PROBLEM DESCRIPTION:
Answer with one number only: the number of lines that contain "uprawnienia".

DATA RECORDS:
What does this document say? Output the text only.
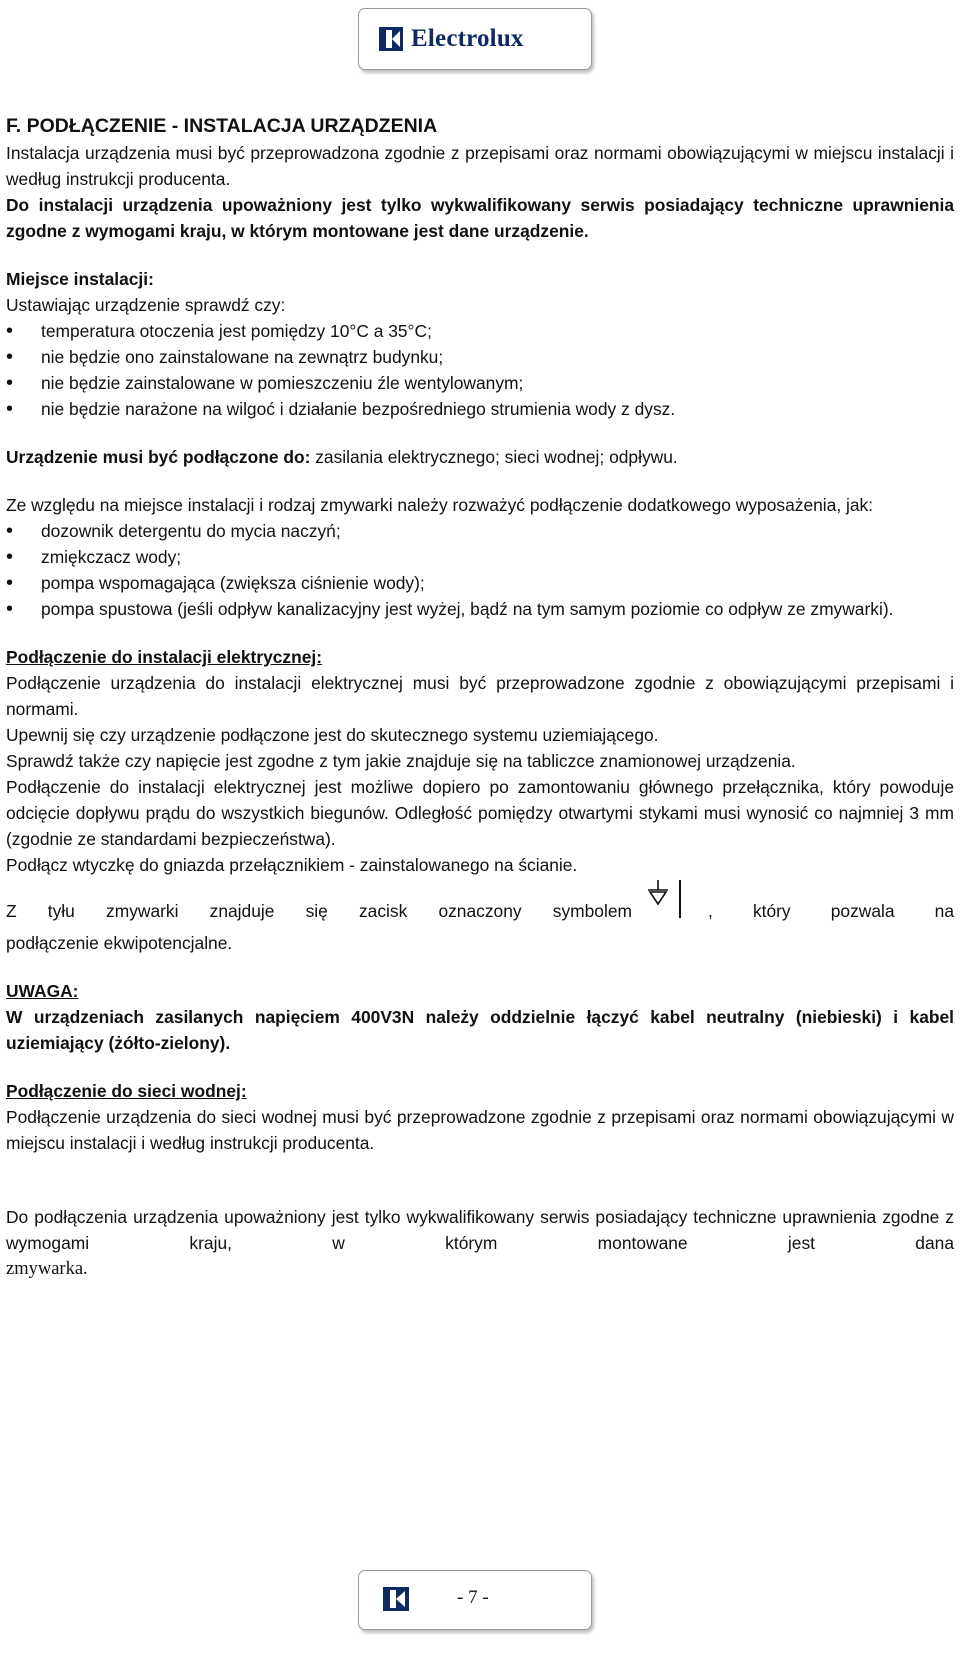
Electrolux

F. PODŁĄCZENIE - INSTALACJA URZĄDZENIA

Instalacja urządzenia musi być przeprowadzona zgodnie z przepisami oraz normami obowiązującymi w miejscu instalacji i według instrukcji producenta.

Do instalacji urządzenia upoważniony jest tylko wykwalifikowany serwis posiadający techniczne uprawnienia zgodne z wymogami kraju, w którym montowane jest dane urządzenie.

Miejsce instalacji:

Ustawiając urządzenie sprawdź czy:

• temperatura otoczenia jest pomiędzy 10°C a 35°C;
• nie będzie ono zainstalowane na zewnątrz budynku;
• nie będzie zainstalowane w pomieszczeniu źle wentylowanym;
• nie będzie narażone na wilgoć i działanie bezpośredniego strumienia wody z dysz.

Urządzenie musi być podłączone do: zasilania elektrycznego; sieci wodnej; odpływu.

Ze względu na miejsce instalacji i rodzaj zmywarki należy rozważyć podłączenie dodatkowego wyposażenia, jak:

• dozownik detergentu do mycia naczyń;
• zmiękczacz wody;
• pompa wspomagająca (zwiększa ciśnienie wody);
• pompa spustowa (jeśli odpływ kanalizacyjny jest wyżej, bądź na tym samym poziomie co odpływ ze zmywarki).

Podłączenie do instalacji elektrycznej:

Podłączenie urządzenia do instalacji elektrycznej musi być przeprowadzone zgodnie z obowiązującymi przepisami i normami.

Upewnij się czy urządzenie podłączone jest do skutecznego systemu uziemiającego.

Sprawdź także czy napięcie jest zgodne z tym jakie znajduje się na tabliczce znamionowej urządzenia.

Podłączenie do instalacji elektrycznej jest możliwe dopiero po zamontowaniu głównego przełącznika, który powoduje odcięcie dopływu prądu do wszystkich biegunów. Odległość pomiędzy otwartymi stykami musi wynosić co najmniej 3 mm (zgodnie ze standardami bezpieczeństwa).

Podłącz wtyczkę do gniazda przełącznikiem - zainstalowanego na ścianie.

Z tyłu zmywarki znajduje się zacisk oznaczony symbolem	, który pozwala na

podłączenie ekwipotencjalne.

UWAGA:

W urządzeniach zasilanych napięciem 400V3N należy oddzielnie łączyć kabel neutralny (niebieski) i kabel uziemiający (żółto-zielony).

Podłączenie do sieci wodnej:

Podłączenie urządzenia do sieci wodnej musi być przeprowadzone zgodnie z przepisami oraz normami obowiązującymi w miejscu instalacji i według instrukcji producenta.

Do podłączenia urządzenia upoważniony jest tylko wykwalifikowany serwis posiadający techniczne uprawnienia zgodne z wymogami kraju, w którym montowane jest dana

zmywarka.

- 7 -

TASK SOLUTION:
2